*WHAT YOU SHOULD DO:* Transcribe the records below exactly.

• • • •

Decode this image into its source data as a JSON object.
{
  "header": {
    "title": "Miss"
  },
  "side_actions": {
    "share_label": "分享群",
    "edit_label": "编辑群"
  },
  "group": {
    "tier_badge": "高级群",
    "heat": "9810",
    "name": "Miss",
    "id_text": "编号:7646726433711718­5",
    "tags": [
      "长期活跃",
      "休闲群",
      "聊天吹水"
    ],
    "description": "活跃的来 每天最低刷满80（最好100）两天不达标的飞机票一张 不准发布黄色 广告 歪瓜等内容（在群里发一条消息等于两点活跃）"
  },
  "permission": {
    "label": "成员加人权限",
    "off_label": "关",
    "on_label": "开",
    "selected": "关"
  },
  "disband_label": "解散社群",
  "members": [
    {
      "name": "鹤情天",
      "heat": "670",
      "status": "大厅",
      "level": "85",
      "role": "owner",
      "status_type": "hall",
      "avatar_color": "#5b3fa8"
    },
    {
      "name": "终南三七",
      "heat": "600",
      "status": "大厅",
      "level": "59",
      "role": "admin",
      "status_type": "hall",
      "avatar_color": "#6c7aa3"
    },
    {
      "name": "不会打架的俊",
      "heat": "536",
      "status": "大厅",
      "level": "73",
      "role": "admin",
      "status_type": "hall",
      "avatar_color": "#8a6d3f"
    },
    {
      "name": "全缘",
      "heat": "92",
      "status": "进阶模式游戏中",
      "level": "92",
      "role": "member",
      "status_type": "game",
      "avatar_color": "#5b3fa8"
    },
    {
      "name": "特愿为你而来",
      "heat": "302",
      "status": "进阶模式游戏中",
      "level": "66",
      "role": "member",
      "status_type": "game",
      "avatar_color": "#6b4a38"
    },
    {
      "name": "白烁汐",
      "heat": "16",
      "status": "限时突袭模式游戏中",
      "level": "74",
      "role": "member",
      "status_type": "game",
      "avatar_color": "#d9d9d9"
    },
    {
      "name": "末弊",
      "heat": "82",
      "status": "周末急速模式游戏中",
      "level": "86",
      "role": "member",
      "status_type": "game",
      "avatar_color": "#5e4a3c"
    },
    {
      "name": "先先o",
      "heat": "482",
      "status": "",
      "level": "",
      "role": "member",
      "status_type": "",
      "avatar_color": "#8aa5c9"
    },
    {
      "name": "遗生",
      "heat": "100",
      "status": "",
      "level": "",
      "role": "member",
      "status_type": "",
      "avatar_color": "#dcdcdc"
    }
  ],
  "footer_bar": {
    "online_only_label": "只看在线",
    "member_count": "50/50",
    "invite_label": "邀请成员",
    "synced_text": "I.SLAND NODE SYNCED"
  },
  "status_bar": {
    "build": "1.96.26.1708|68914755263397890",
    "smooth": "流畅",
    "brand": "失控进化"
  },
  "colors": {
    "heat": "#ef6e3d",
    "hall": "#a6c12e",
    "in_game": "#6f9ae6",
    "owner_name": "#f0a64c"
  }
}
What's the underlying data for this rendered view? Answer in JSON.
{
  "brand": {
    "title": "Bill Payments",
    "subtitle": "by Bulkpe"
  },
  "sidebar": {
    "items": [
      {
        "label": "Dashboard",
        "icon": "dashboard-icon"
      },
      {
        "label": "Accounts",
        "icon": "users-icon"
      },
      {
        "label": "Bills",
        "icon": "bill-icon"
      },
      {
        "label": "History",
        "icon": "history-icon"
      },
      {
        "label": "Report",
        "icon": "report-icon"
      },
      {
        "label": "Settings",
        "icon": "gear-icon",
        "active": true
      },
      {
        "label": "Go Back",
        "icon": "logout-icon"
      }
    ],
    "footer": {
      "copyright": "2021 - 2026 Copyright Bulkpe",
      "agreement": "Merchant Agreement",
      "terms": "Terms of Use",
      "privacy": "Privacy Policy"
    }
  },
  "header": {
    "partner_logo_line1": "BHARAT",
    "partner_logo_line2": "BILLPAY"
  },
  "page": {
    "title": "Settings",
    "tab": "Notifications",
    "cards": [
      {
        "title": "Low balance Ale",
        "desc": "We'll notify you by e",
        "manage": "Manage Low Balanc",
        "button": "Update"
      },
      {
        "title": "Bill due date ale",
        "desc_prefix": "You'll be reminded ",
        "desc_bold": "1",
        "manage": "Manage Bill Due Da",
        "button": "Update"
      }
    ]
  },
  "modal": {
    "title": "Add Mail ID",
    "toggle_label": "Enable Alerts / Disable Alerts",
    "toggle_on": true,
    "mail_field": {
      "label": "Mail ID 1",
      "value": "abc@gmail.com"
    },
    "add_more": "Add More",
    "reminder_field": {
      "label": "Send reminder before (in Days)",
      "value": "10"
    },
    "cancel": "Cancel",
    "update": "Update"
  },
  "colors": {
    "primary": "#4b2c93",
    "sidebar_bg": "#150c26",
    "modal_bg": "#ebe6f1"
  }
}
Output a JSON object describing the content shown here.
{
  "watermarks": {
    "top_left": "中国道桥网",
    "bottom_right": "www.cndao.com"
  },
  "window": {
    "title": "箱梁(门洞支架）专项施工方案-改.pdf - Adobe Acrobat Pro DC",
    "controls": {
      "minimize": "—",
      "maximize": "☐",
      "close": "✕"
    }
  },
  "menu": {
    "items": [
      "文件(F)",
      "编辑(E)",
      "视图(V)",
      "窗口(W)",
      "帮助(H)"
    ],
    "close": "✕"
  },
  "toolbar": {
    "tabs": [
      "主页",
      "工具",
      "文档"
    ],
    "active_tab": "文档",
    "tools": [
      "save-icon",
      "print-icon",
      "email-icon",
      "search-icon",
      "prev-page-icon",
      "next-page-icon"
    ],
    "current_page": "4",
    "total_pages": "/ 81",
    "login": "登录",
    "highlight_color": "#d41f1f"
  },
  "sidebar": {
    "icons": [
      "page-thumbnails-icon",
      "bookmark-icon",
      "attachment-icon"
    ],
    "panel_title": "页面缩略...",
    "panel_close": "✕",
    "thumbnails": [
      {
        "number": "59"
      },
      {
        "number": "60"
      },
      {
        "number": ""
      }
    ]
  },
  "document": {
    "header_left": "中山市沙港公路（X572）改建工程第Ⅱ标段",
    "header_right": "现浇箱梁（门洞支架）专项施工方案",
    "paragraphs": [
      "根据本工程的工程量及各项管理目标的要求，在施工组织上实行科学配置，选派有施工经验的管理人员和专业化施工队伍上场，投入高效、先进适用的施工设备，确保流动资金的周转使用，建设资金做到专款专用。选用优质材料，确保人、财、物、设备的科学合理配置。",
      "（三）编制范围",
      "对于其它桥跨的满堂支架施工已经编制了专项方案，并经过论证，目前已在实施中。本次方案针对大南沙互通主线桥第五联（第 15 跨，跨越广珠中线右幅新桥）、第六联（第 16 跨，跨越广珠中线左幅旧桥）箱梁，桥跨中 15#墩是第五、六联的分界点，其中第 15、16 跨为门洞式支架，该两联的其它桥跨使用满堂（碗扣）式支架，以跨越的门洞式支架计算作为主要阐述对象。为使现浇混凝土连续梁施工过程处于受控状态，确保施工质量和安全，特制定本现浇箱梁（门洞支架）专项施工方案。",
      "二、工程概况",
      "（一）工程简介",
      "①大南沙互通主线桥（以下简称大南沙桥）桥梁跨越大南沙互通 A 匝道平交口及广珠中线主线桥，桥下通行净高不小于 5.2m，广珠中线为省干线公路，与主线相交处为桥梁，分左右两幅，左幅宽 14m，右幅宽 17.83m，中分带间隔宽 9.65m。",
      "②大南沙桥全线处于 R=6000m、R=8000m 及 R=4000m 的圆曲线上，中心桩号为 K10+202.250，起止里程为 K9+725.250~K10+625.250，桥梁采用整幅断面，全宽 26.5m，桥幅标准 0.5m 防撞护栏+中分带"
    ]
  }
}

• • • •

*RESULT FOR THIS TASK:*
Decode this image into its source data as a JSON object.
{
  "header": {
    "title": "Miss"
  },
  "side_actions": {
    "share_label": "分享群",
    "edit_label": "编辑群"
  },
  "group": {
    "tier_badge": "高级群",
    "heat": "9810",
    "name": "Miss",
    "id_text": "编号:7646726433711718­5",
    "tags": [
      "长期活跃",
      "休闲群",
      "聊天吹水"
    ],
    "description": "活跃的来 每天最低刷满80（最好100）两天不达标的飞机票一张 不准发布黄色 广告 歪瓜等内容（在群里发一条消息等于两点活跃）"
  },
  "permission": {
    "label": "成员加人权限",
    "off_label": "关",
    "on_label": "开",
    "selected": "关"
  },
  "disband_label": "解散社群",
  "members": [
    {
      "name": "鹤情天",
      "heat": "670",
      "status": "大厅",
      "level": "85",
      "role": "owner",
      "status_type": "hall",
      "avatar_color": "#5b3fa8"
    },
    {
      "name": "终南三七",
      "heat": "600",
      "status": "大厅",
      "level": "59",
      "role": "admin",
      "status_type": "hall",
      "avatar_color": "#6c7aa3"
    },
    {
      "name": "不会打架的俊",
      "heat": "536",
      "status": "大厅",
      "level": "73",
      "role": "admin",
      "status_type": "hall",
      "avatar_color": "#8a6d3f"
    },
    {
      "name": "全缘",
      "heat": "92",
      "status": "进阶模式游戏中",
      "level": "92",
      "role": "member",
      "status_type": "game",
      "avatar_color": "#5b3fa8"
    },
    {
      "name": "特愿为你而来",
      "heat": "302",
      "status": "进阶模式游戏中",
      "level": "66",
      "role": "member",
      "status_type": "game",
      "avatar_color": "#6b4a38"
    },
    {
      "name": "白烁汐",
      "heat": "16",
      "status": "限时突袭模式游戏中",
      "level": "74",
      "role": "member",
      "status_type": "game",
      "avatar_color": "#d9d9d9"
    },
    {
      "name": "末弊",
      "heat": "82",
      "status": "周末急速模式游戏中",
      "level": "86",
      "role": "member",
      "status_type": "game",
      "avatar_color": "#5e4a3c"
    },
    {
      "name": "先先o",
      "heat": "482",
      "status": "",
      "level": "",
      "role": "member",
      "status_type": "",
      "avatar_color": "#8aa5c9"
    },
    {
      "name": "遗生",
      "heat": "100",
      "status": "",
      "level": "",
      "role": "member",
      "status_type": "",
      "avatar_color": "#dcdcdc"
    }
  ],
  "footer_bar": {
    "online_only_label": "只看在线",
    "member_count": "50/50",
    "invite_label": "邀请成员",
    "synced_text": "I.SLAND NODE SYNCED"
  },
  "status_bar": {
    "build": "1.96.26.1708|68914755263397890",
    "smooth": "流畅",
    "brand": "失控进化"
  },
  "colors": {
    "heat": "#ef6e3d",
    "hall": "#a6c12e",
    "in_game": "#6f9ae6",
    "owner_name": "#f0a64c"
  }
}
What's the underlying data for this rendered view? Answer in JSON.
{
  "brand": {
    "title": "Bill Payments",
    "subtitle": "by Bulkpe"
  },
  "sidebar": {
    "items": [
      {
        "label": "Dashboard",
        "icon": "dashboard-icon"
      },
      {
        "label": "Accounts",
        "icon": "users-icon"
      },
      {
        "label": "Bills",
        "icon": "bill-icon"
      },
      {
        "label": "History",
        "icon": "history-icon"
      },
      {
        "label": "Report",
        "icon": "report-icon"
      },
      {
        "label": "Settings",
        "icon": "gear-icon",
        "active": true
      },
      {
        "label": "Go Back",
        "icon": "logout-icon"
      }
    ],
    "footer": {
      "copyright": "2021 - 2026 Copyright Bulkpe",
      "agreement": "Merchant Agreement",
      "terms": "Terms of Use",
      "privacy": "Privacy Policy"
    }
  },
  "header": {
    "partner_logo_line1": "BHARAT",
    "partner_logo_line2": "BILLPAY"
  },
  "page": {
    "title": "Settings",
    "tab": "Notifications",
    "cards": [
      {
        "title": "Low balance Ale",
        "desc": "We'll notify you by e",
        "manage": "Manage Low Balanc",
        "button": "Update"
      },
      {
        "title": "Bill due date ale",
        "desc_prefix": "You'll be reminded ",
        "desc_bold": "1",
        "manage": "Manage Bill Due Da",
        "button": "Update"
      }
    ]
  },
  "modal": {
    "title": "Add Mail ID",
    "toggle_label": "Enable Alerts / Disable Alerts",
    "toggle_on": true,
    "mail_field": {
      "label": "Mail ID 1",
      "value": "abc@gmail.com"
    },
    "add_more": "Add More",
    "reminder_field": {
      "label": "Send reminder before (in Days)",
      "value": "10"
    },
    "cancel": "Cancel",
    "update": "Update"
  },
  "colors": {
    "primary": "#4b2c93",
    "sidebar_bg": "#150c26",
    "modal_bg": "#ebe6f1"
  }
}
Output a JSON object describing the content shown here.
{
  "watermarks": {
    "top_left": "中国道桥网",
    "bottom_right": "www.cndao.com"
  },
  "window": {
    "title": "箱梁(门洞支架）专项施工方案-改.pdf - Adobe Acrobat Pro DC",
    "controls": {
      "minimize": "—",
      "maximize": "☐",
      "close": "✕"
    }
  },
  "menu": {
    "items": [
      "文件(F)",
      "编辑(E)",
      "视图(V)",
      "窗口(W)",
      "帮助(H)"
    ],
    "close": "✕"
  },
  "toolbar": {
    "tabs": [
      "主页",
      "工具",
      "文档"
    ],
    "active_tab": "文档",
    "tools": [
      "save-icon",
      "print-icon",
      "email-icon",
      "search-icon",
      "prev-page-icon",
      "next-page-icon"
    ],
    "current_page": "4",
    "total_pages": "/ 81",
    "login": "登录",
    "highlight_color": "#d41f1f"
  },
  "sidebar": {
    "icons": [
      "page-thumbnails-icon",
      "bookmark-icon",
      "attachment-icon"
    ],
    "panel_title": "页面缩略...",
    "panel_close": "✕",
    "thumbnails": [
      {
        "number": "59"
      },
      {
        "number": "60"
      },
      {
        "number": ""
      }
    ]
  },
  "document": {
    "header_left": "中山市沙港公路（X572）改建工程第Ⅱ标段",
    "header_right": "现浇箱梁（门洞支架）专项施工方案",
    "paragraphs": [
      "根据本工程的工程量及各项管理目标的要求，在施工组织上实行科学配置，选派有施工经验的管理人员和专业化施工队伍上场，投入高效、先进适用的施工设备，确保流动资金的周转使用，建设资金做到专款专用。选用优质材料，确保人、财、物、设备的科学合理配置。",
      "（三）编制范围",
      "对于其它桥跨的满堂支架施工已经编制了专项方案，并经过论证，目前已在实施中。本次方案针对大南沙互通主线桥第五联（第 15 跨，跨越广珠中线右幅新桥）、第六联（第 16 跨，跨越广珠中线左幅旧桥）箱梁，桥跨中 15#墩是第五、六联的分界点，其中第 15、16 跨为门洞式支架，该两联的其它桥跨使用满堂（碗扣）式支架，以跨越的门洞式支架计算作为主要阐述对象。为使现浇混凝土连续梁施工过程处于受控状态，确保施工质量和安全，特制定本现浇箱梁（门洞支架）专项施工方案。",
      "二、工程概况",
      "（一）工程简介",
      "①大南沙互通主线桥（以下简称大南沙桥）桥梁跨越大南沙互通 A 匝道平交口及广珠中线主线桥，桥下通行净高不小于 5.2m，广珠中线为省干线公路，与主线相交处为桥梁，分左右两幅，左幅宽 14m，右幅宽 17.83m，中分带间隔宽 9.65m。",
      "②大南沙桥全线处于 R=6000m、R=8000m 及 R=4000m 的圆曲线上，中心桩号为 K10+202.250，起止里程为 K9+725.250~K10+625.250，桥梁采用整幅断面，全宽 26.5m，桥幅标准 0.5m 防撞护栏+中分带"
    ]
  }
}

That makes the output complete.